## [Stored records]
::::::::

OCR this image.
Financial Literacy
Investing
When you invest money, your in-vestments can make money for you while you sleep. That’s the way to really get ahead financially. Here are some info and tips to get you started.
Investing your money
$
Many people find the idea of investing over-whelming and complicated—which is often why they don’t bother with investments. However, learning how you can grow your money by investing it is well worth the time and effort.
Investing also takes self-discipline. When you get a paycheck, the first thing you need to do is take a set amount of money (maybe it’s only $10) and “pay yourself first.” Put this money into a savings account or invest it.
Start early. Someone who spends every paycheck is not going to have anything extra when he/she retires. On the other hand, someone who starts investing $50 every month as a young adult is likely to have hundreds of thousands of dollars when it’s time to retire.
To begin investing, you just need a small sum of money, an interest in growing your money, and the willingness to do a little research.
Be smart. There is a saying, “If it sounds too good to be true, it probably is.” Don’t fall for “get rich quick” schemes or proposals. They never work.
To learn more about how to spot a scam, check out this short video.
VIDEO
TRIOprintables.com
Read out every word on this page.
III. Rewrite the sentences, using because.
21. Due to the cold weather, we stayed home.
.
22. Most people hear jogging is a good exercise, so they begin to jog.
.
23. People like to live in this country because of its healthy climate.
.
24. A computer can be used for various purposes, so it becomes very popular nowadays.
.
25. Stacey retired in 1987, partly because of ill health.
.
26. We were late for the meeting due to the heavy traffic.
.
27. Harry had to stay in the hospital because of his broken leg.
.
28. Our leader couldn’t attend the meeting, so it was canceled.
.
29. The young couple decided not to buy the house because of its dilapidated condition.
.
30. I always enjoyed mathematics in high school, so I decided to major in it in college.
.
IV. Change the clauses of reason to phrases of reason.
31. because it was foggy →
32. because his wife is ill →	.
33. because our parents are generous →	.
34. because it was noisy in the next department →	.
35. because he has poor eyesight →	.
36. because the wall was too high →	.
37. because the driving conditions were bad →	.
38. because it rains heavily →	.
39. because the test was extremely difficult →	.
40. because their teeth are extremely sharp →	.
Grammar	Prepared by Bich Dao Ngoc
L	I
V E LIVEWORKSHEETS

::::::::

## [Exercise]
Say how many lines of the material contain the word "decided", with no other text.

## [Task answer]
2